--- begin Data for processing ---
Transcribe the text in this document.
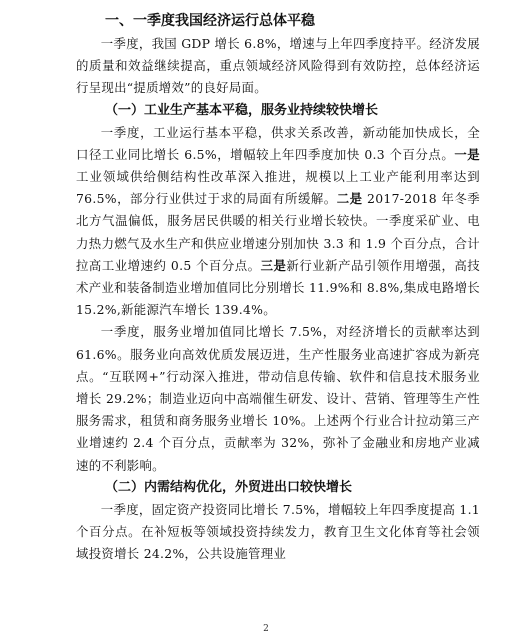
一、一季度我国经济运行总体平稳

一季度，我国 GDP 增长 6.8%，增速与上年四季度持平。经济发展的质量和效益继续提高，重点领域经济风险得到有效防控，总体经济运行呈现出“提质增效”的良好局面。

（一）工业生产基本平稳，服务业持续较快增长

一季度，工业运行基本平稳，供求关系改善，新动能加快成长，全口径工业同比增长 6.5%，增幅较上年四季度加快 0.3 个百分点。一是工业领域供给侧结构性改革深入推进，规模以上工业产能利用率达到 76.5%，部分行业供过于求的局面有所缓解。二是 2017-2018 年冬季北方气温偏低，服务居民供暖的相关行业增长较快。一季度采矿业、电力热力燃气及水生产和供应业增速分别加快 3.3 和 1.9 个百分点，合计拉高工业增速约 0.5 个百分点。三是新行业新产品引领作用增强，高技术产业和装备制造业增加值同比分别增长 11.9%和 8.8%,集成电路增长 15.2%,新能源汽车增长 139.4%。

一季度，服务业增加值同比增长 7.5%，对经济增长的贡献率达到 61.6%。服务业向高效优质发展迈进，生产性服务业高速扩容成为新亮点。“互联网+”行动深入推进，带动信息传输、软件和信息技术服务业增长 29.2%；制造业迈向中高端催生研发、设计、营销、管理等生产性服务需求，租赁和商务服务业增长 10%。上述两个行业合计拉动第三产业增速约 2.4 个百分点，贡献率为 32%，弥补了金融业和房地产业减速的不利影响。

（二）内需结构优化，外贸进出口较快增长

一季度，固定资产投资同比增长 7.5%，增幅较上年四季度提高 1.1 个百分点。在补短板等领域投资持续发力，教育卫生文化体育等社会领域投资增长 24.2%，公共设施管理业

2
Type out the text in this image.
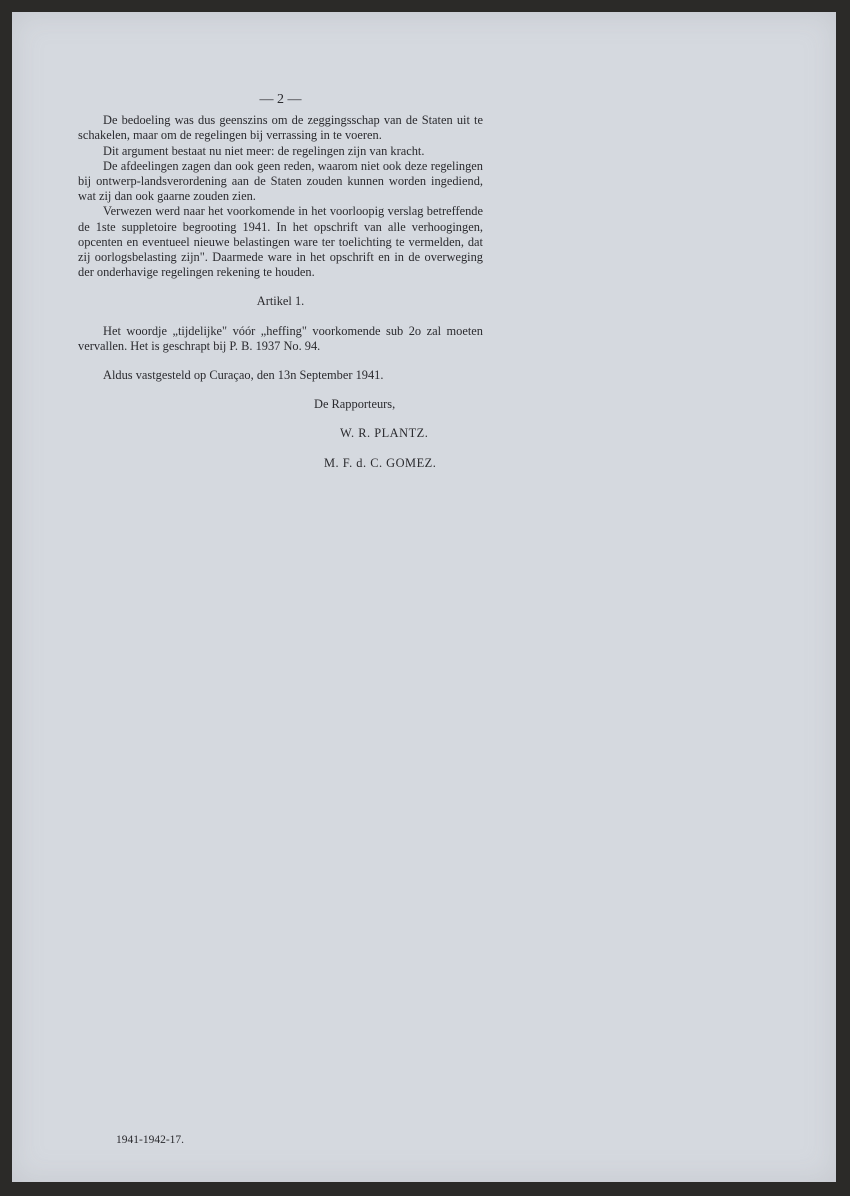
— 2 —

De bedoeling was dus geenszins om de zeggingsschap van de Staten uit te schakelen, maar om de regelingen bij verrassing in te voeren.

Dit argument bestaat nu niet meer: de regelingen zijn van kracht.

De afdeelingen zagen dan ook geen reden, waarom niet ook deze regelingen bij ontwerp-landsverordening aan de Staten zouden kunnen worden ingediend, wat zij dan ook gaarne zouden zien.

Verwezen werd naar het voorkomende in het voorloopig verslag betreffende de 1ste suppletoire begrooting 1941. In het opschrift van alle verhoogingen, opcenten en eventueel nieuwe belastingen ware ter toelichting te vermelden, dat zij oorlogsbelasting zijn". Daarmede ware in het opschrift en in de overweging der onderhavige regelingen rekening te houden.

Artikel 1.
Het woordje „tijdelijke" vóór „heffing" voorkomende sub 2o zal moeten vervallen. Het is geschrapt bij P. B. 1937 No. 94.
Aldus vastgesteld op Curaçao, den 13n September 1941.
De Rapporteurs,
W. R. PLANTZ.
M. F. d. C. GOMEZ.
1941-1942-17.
--- end Data for processing ---
## Written task
Identify each line of the material where the word "this" shows up, and copy it.

## Output below
Transcribe the text in this document.
Type out the text in this image.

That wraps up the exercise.